• [PROBLEM REQUIREMENTS]: Select each line where the word "сельских" appears.

━━━━

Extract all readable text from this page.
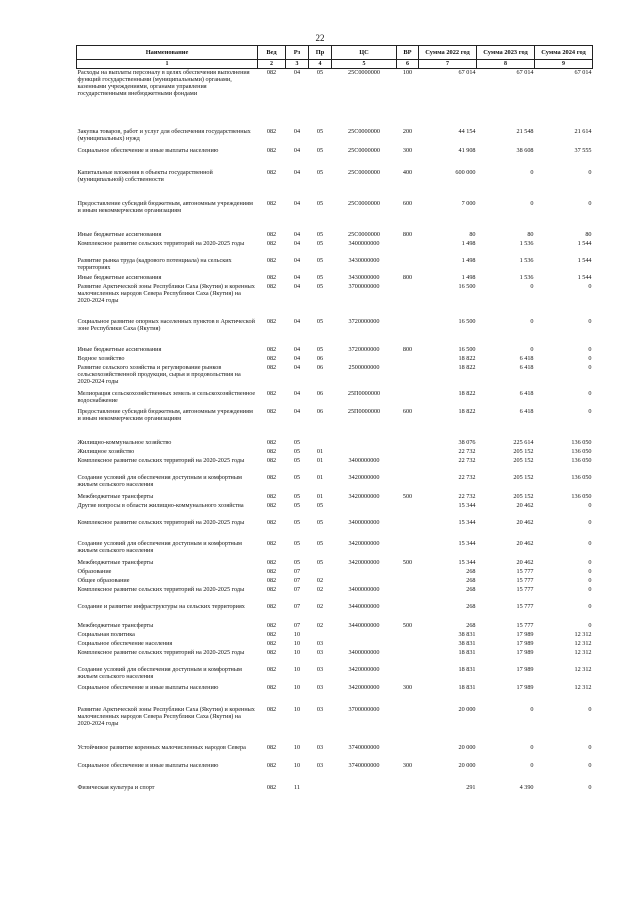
22
Наименование	Вед	Рз	Пр	ЦС	ВР	Сумма 2022 год	Сумма 2023 год	Сумма 2024 год
1	2	3	4	5	6	7	8	9
Расходы на выплаты персоналу в целях обеспечения выполнения функций государственными (муниципальными) органами, казенными учреждениями, органами управления государственными внебюджетными фондами	082	04	05	25С0000000	100	67 014	67 014	67 014
Закупка товаров, работ и услуг для обеспечения государственных (муниципальных) нужд	082	04	05	25С0000000	200	44 154	21 548	21 614
Социальное обеспечение и иные выплаты населению	082	04	05	25С0000000	300	41 908	38 608	37 555
Капитальные вложения в объекты государственной (муниципальной) собственности	082	04	05	25С0000000	400	600 000	0	0
Предоставление субсидий бюджетным, автономным учреждениям и иным некоммерческим организациям	082	04	05	25С0000000	600	7 000	0	0
Иные бюджетные ассигнования	082	04	05	25С0000000	800	80	80	80
Комплексное развитие сельских территорий на 2020-2025 годы	082	04	05	3400000000		1 498	1 536	1 544
Развитие рынка труда (кадрового потенциала) на сельских территориях	082	04	05	3430000000		1 498	1 536	1 544
Иные бюджетные ассигнования	082	04	05	3430000000	800	1 498	1 536	1 544
Развитие Арктической зоны Республики Саха (Якутия) и коренных малочисленных народов Севера Республики Саха (Якутия) на 2020-2024 годы	082	04	05	3700000000		16 500	0	0
Социальное развитие опорных населенных пунктов в Арктической зоне Республики Саха (Якутия)	082	04	05	3720000000		16 500	0	0
Иные бюджетные ассигнования	082	04	05	3720000000	800	16 500	0	0
Водное хозяйство	082	04	06			18 822	6 418	0
Развитие сельского хозяйства и регулирование рынков сельскохозяйственной продукции, сырья и продовольствия на 2020-2024 годы	082	04	06	2500000000		18 822	6 418	0
Мелиорация сельскохозяйственных земель и сельскохозяйственное водоснабжение	082	04	06	25П0000000		18 822	6 418	0
Предоставление субсидий бюджетным, автономным учреждениям и иным некоммерческим организациям	082	04	06	25П0000000	600	18 822	6 418	0
Жилищно-коммунальное хозяйство	082	05				38 076	225 614	136 050
Жилищное хозяйство	082	05	01			22 732	205 152	136 050
Комплексное развитие сельских территорий на 2020-2025 годы	082	05	01	3400000000		22 732	205 152	136 050
Создание условий для обеспечения доступным и комфортным жильем сельского населения	082	05	01	3420000000		22 732	205 152	136 050
Межбюджетные трансферты	082	05	01	3420000000	500	22 732	205 152	136 050
Другие вопросы в области жилищно-коммунального хозяйства	082	05	05			15 344	20 462	0
Комплексное развитие сельских территорий на 2020-2025 годы	082	05	05	3400000000		15 344	20 462	0
Создание условий для обеспечения доступным и комфортным жильем сельского населения	082	05	05	3420000000		15 344	20 462	0
Межбюджетные трансферты	082	05	05	3420000000	500	15 344	20 462	0
Образование	082	07				268	15 777	0
Общее образование	082	07	02			268	15 777	0
Комплексное развитие сельских территорий на 2020-2025 годы	082	07	02	3400000000		268	15 777	0
Создание и развитие инфраструктуры на сельских территориях	082	07	02	3440000000		268	15 777	0
Межбюджетные трансферты	082	07	02	3440000000	500	268	15 777	0
Социальная политика	082	10				38 831	17 989	12 312
Социальное обеспечение населения	082	10	03			38 831	17 989	12 312
Комплексное развитие сельских территорий на 2020-2025 годы	082	10	03	3400000000		18 831	17 989	12 312
Создание условий для обеспечения доступным и комфортным жильем сельского населения	082	10	03	3420000000		18 831	17 989	12 312
Социальное обеспечение и иные выплаты населению	082	10	03	3420000000	300	18 831	17 989	12 312
Развитие Арктической зоны Республики Саха (Якутия) и коренных малочисленных народов Севера Республики Саха (Якутия) на 2020-2024 годы	082	10	03	3700000000		20 000	0	0
Устойчивое развитие коренных малочисленных народов Севера	082	10	03	3740000000		20 000	0	0
Социальное обеспечение и иные выплаты населению	082	10	03	3740000000	300	20 000	0	0
Физическая культура и спорт	082	11				291	4 390	0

━━━━

• [PROBLEM SOLUTION]:
Комплексное развитие сельских территорий на 2020-2025 годы	082	04	05	3400000000		1 498	1 536	1 544
Развитие рынка труда (кадрового потенциала) на сельских территориях	082	04	05	3430000000		1 498	1 536	1 544
Комплексное развитие сельских территорий на 2020-2025 годы	082	05	01	3400000000		22 732	205 152	136 050
Комплексное развитие сельских территорий на 2020-2025 годы	082	05	05	3400000000		15 344	20 462	0
Комплексное развитие сельских территорий на 2020-2025 годы	082	07	02	3400000000		268	15 777	0
Создание и развитие инфраструктуры на сельских территориях	082	07	02	3440000000		268	15 777	0
Комплексное развитие сельских территорий на 2020-2025 годы	082	10	03	3400000000		18 831	17 989	12 312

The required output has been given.